Set task:
Which lines in the entries below contain the string "openai"? Gather each of them and copy it in full.

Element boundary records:
****
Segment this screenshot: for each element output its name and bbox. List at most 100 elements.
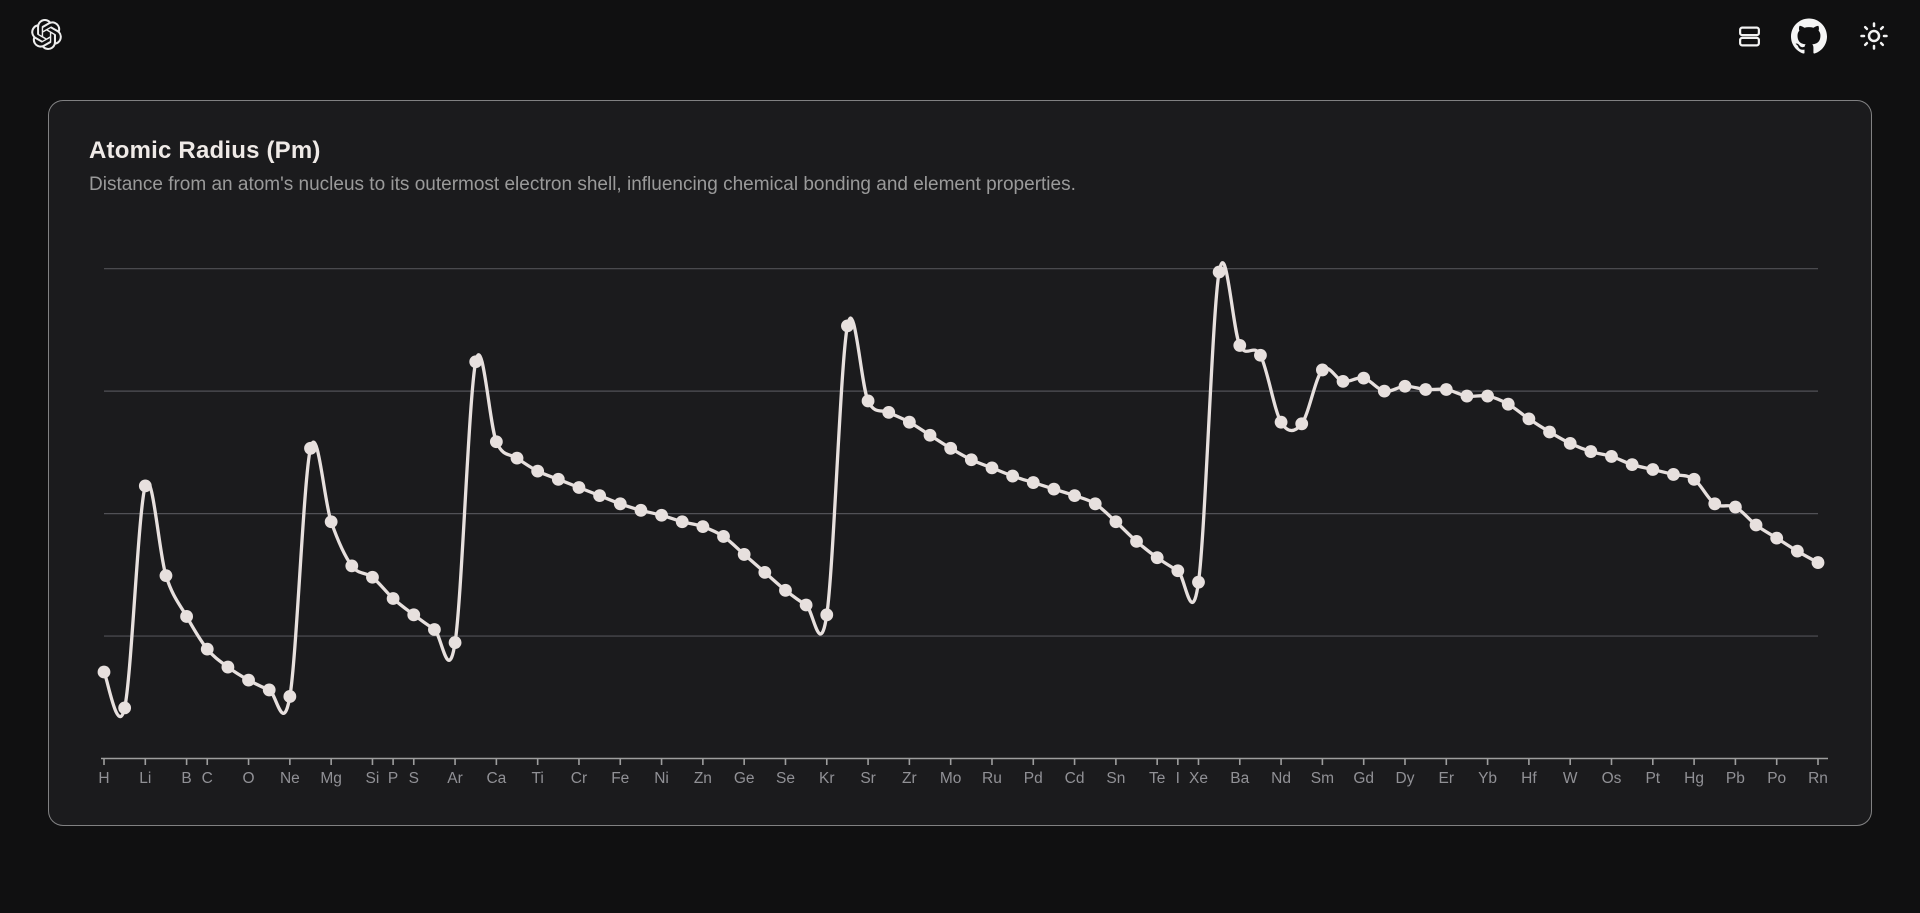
data-point-He xyxy=(118,701,132,715)
openai-logo[interactable] xyxy=(29,17,63,51)
data-point-Pb xyxy=(1728,500,1742,514)
x-axis-label: Rn xyxy=(1808,770,1828,787)
x-axis-label: Ru xyxy=(982,770,1002,787)
data-point-F xyxy=(262,683,276,697)
data-point-Ho xyxy=(1419,383,1433,396)
data-point-Cr xyxy=(572,481,586,494)
data-point-Po xyxy=(1770,531,1784,545)
data-point-Cd xyxy=(1068,489,1081,503)
data-point-Zn xyxy=(696,520,710,534)
data-point-Tc xyxy=(964,453,978,467)
x-axis-label: O xyxy=(243,770,255,787)
data-point-Br xyxy=(799,598,813,612)
data-point-Pr xyxy=(1254,348,1267,362)
data-point-N xyxy=(221,660,235,674)
data-point-Pd xyxy=(1026,476,1040,489)
data-point-Na xyxy=(304,441,317,455)
sun-icon xyxy=(1860,22,1888,50)
x-axis-label: Hf xyxy=(1521,770,1537,787)
github-link-button[interactable] xyxy=(1790,17,1828,55)
x-axis-label: Mo xyxy=(940,770,962,787)
data-point-Gd xyxy=(1357,371,1371,385)
data-point-Tb xyxy=(1377,384,1391,398)
x-axis-label: Sr xyxy=(860,770,876,787)
chart-canvas[interactable]: H Li B C O Ne Mg Si P S Ar Ca Ti Cr Fe Ni Zn Ge Se Kr Sr Zr Mo… xyxy=(49,101,1873,827)
data-point-Sn xyxy=(1109,515,1123,529)
data-point-Bi xyxy=(1749,518,1763,532)
x-axis-label: Ti xyxy=(531,770,543,787)
x-axis-label: Zn xyxy=(694,770,712,787)
chart-subtitle: Distance from an atom's nucleus to its o… xyxy=(89,174,1076,195)
x-axis-label: Ca xyxy=(486,770,506,787)
x-axis-label: Cd xyxy=(1065,770,1085,787)
series-line xyxy=(102,261,1820,719)
x-axis-label: Gd xyxy=(1353,770,1374,787)
data-point-K xyxy=(469,355,483,369)
x-axis-label: Li xyxy=(139,770,151,787)
chart-card: Atomic Radius (Pm) Distance from an atom… xyxy=(48,100,1872,826)
layout-toggle-button[interactable] xyxy=(1735,22,1763,50)
x-axis-label: Nd xyxy=(1271,770,1291,787)
x-axis-label: Te xyxy=(1149,770,1165,787)
data-point-Rn xyxy=(1811,556,1825,569)
data-point-C xyxy=(200,642,214,656)
data-point-Y xyxy=(882,405,896,419)
x-axis-label: B xyxy=(181,770,191,787)
x-axis-label: Se xyxy=(776,770,795,787)
x-axis-label: P xyxy=(388,770,398,787)
data-point-I xyxy=(1171,564,1185,578)
data-point-Hf xyxy=(1522,412,1536,426)
data-point-Rh xyxy=(1006,469,1020,483)
data-point-Ti xyxy=(531,464,545,478)
x-axis-label: Kr xyxy=(819,770,835,787)
data-point-Os xyxy=(1605,450,1618,463)
x-axis-label: C xyxy=(202,770,213,787)
data-point-Ga xyxy=(717,530,730,543)
data-point-Tl xyxy=(1708,497,1722,511)
data-point-O xyxy=(242,673,255,687)
x-axis-label: Pd xyxy=(1024,770,1043,787)
line-chart[interactable]: H Li B C O Ne Mg Si P S Ar Ca Ti Cr Fe Ni Zn Ge Se Kr Sr Zr Mo… xyxy=(49,101,1873,827)
data-point-Lu xyxy=(1501,397,1515,411)
data-point-Se xyxy=(779,583,792,597)
data-point-V xyxy=(551,472,565,486)
data-point-In xyxy=(1088,497,1102,511)
data-point-Zr xyxy=(902,415,916,429)
data-point-Eu xyxy=(1336,374,1350,388)
data-point-Sc xyxy=(510,451,524,465)
theme-toggle-button[interactable] xyxy=(1857,19,1891,53)
data-point-Si xyxy=(366,570,379,584)
data-point-Nb xyxy=(923,428,937,442)
x-axis-label: S xyxy=(409,770,419,787)
data-point-Ar xyxy=(448,636,462,649)
x-axis-label: Hg xyxy=(1684,770,1704,787)
data-point-Tm xyxy=(1460,389,1474,403)
data-point-Ag xyxy=(1047,482,1061,496)
data-point-At xyxy=(1790,544,1804,558)
data-point-Ir xyxy=(1625,458,1639,472)
data-point-Re xyxy=(1584,445,1598,458)
x-axis-label: Ba xyxy=(1230,770,1249,787)
x-axis-label: Cr xyxy=(571,770,587,787)
x-axis-label: Fe xyxy=(611,770,629,787)
data-point-P xyxy=(386,592,400,605)
data-point-Ba xyxy=(1233,339,1247,352)
data-point-Cs xyxy=(1212,265,1226,279)
data-point-Ne xyxy=(283,690,297,703)
openai-logo-icon xyxy=(30,18,62,50)
data-point-Al xyxy=(345,559,359,573)
chart-title: Atomic Radius (Pm) xyxy=(89,137,321,164)
x-axis-label: W xyxy=(1563,770,1578,787)
data-point-Sb xyxy=(1130,534,1143,548)
x-axis-label: Zr xyxy=(902,770,917,787)
data-point-Ca xyxy=(489,435,503,449)
data-point-S xyxy=(407,608,421,622)
x-axis-label: Pb xyxy=(1726,770,1745,787)
x-axis-label: Yb xyxy=(1478,770,1497,787)
app-header xyxy=(0,0,1920,68)
data-point-Te xyxy=(1150,551,1164,565)
data-point-Kr xyxy=(820,608,834,622)
x-axis-label: Ge xyxy=(734,770,755,787)
x-axis-label: I xyxy=(1176,770,1180,787)
data-point-Ni xyxy=(655,508,668,522)
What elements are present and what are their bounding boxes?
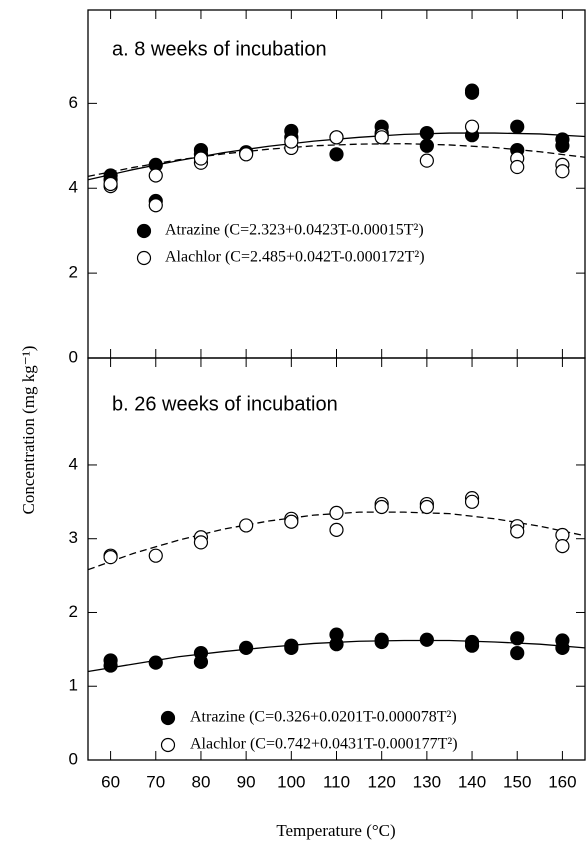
panel-title: b. 26 weeks of incubation: [112, 393, 338, 415]
data-point: [284, 134, 299, 149]
x-tick-label: 140: [458, 772, 486, 791]
data-point: [510, 524, 525, 539]
data-point: [284, 640, 299, 655]
x-axis-label: Temperature (°C): [276, 821, 395, 840]
y-tick-label: 0: [69, 749, 78, 768]
x-tick-label: 130: [413, 772, 441, 791]
data-point: [329, 147, 344, 162]
data-point: [329, 637, 344, 652]
y-tick-label: 3: [69, 528, 78, 547]
data-point: [148, 655, 163, 670]
data-point: [555, 164, 570, 179]
data-point: [419, 632, 434, 647]
legend-label: Alachlor (C=0.742+0.0431T-0.000177T²): [190, 736, 458, 753]
data-point: [148, 548, 163, 563]
y-tick-label: 1: [69, 676, 78, 695]
data-point: [239, 640, 254, 655]
fit-curve: [87, 511, 586, 571]
y-tick-label: 4: [69, 454, 78, 473]
data-point: [148, 198, 163, 213]
x-tick-label: 160: [548, 772, 576, 791]
data-point: [555, 538, 570, 554]
plot-frame: [87, 357, 586, 761]
data-point: [464, 638, 480, 653]
y-tick-label: 6: [69, 93, 78, 112]
data-point: [510, 119, 525, 134]
legend-label: Alachlor (C=2.485+0.042T-0.000172T²): [165, 249, 425, 266]
x-tick-label: 90: [237, 772, 256, 791]
data-point: [103, 176, 118, 192]
legend-marker: [160, 710, 176, 726]
y-tick-label: 4: [69, 178, 78, 197]
data-point: [464, 494, 480, 509]
y-axis-label: Concentration (mg kg⁻¹): [19, 346, 38, 515]
data-point: [193, 151, 209, 166]
data-point: [239, 147, 254, 162]
data-point: [284, 514, 299, 529]
data-point: [419, 138, 434, 153]
x-tick-label: 110: [323, 772, 350, 791]
data-point: [193, 654, 209, 669]
data-point: [374, 634, 389, 650]
data-point: [329, 130, 344, 145]
x-tick-label: 100: [277, 772, 305, 791]
panel-title: a. 8 weeks of incubation: [112, 38, 327, 60]
data-point: [329, 522, 344, 537]
x-tick-label: 60: [101, 772, 120, 791]
data-point: [464, 85, 480, 100]
data-point: [464, 119, 480, 134]
data-point: [510, 645, 525, 661]
x-tick-label: 120: [367, 772, 395, 791]
data-point: [193, 535, 209, 550]
legend-label: Atrazine (C=2.323+0.0423T-0.00015T²): [165, 222, 424, 239]
data-point: [510, 631, 525, 646]
legend-marker: [136, 223, 152, 239]
data-point: [374, 130, 389, 145]
legend-label: Atrazine (C=0.326+0.0201T-0.000078T²): [190, 709, 457, 726]
data-point: [103, 658, 118, 673]
plot-frame: [87, 9, 586, 359]
x-tick-label: 150: [503, 772, 531, 791]
data-point: [103, 550, 118, 565]
data-point: [555, 640, 570, 655]
data-point: [329, 505, 344, 520]
data-point: [239, 518, 254, 533]
data-point: [419, 125, 434, 141]
data-point: [374, 499, 389, 515]
data-point: [148, 168, 163, 183]
y-tick-label: 2: [69, 263, 78, 282]
legend-marker: [136, 250, 152, 266]
legend-marker: [160, 737, 176, 753]
data-point: [419, 153, 434, 168]
y-tick-label: 2: [69, 602, 78, 621]
x-tick-label: 80: [191, 772, 210, 791]
data-point: [510, 159, 525, 175]
data-point: [555, 138, 570, 153]
x-tick-label: 70: [146, 772, 165, 791]
y-tick-label: 0: [69, 347, 78, 366]
data-point: [419, 499, 434, 515]
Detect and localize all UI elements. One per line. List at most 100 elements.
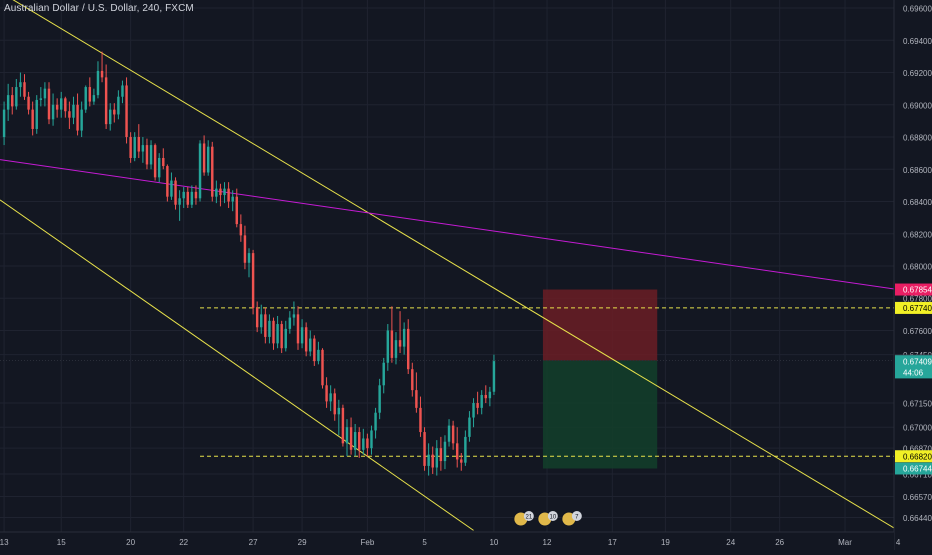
****
Finished exercise:
openai-logo[interactable] xyxy=(29,17,63,51)
openai-logo-icon xyxy=(30,18,62,50)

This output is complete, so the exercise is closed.